Dataset records:
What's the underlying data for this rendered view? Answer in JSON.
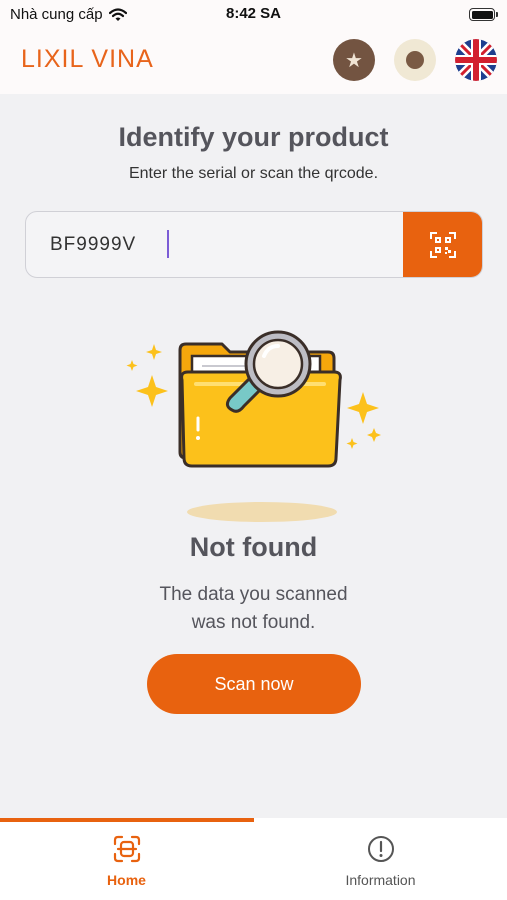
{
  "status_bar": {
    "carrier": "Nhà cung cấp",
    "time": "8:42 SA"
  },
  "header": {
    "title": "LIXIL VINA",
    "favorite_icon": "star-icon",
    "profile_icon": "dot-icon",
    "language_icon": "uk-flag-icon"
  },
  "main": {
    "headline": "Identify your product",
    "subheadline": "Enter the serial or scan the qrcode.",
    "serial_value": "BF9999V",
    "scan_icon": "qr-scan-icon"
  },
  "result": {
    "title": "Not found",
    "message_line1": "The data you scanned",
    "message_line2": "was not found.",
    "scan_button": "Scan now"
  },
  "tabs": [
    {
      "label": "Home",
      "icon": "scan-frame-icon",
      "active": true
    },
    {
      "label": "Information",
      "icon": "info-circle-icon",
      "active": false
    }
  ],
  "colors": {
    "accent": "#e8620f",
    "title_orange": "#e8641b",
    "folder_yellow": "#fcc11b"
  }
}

EXERCISE GOAL: Restate each entry word for word, please, but drop any images it holds.

RESULT OF THIS EXERCISE:
What's the underlying data for this rendered view? Answer in JSON.
{
  "status_bar": {
    "carrier": "Nhà cung cấp",
    "time": "8:42 SA"
  },
  "header": {
    "title": "LIXIL VINA",
    "favorite_icon": "star-icon",
    "profile_icon": "dot-icon",
    "language_icon": "uk-flag-icon"
  },
  "main": {
    "headline": "Identify your product",
    "subheadline": "Enter the serial or scan the qrcode.",
    "serial_value": "BF9999V",
    "scan_icon": "qr-scan-icon"
  },
  "result": {
    "title": "Not found",
    "message_line1": "The data you scanned",
    "message_line2": "was not found.",
    "scan_button": "Scan now"
  },
  "tabs": [
    {
      "label": "Home",
      "icon": "scan-frame-icon",
      "active": true
    },
    {
      "label": "Information",
      "icon": "info-circle-icon",
      "active": false
    }
  ],
  "colors": {
    "accent": "#e8620f",
    "title_orange": "#e8641b",
    "folder_yellow": "#fcc11b"
  }
}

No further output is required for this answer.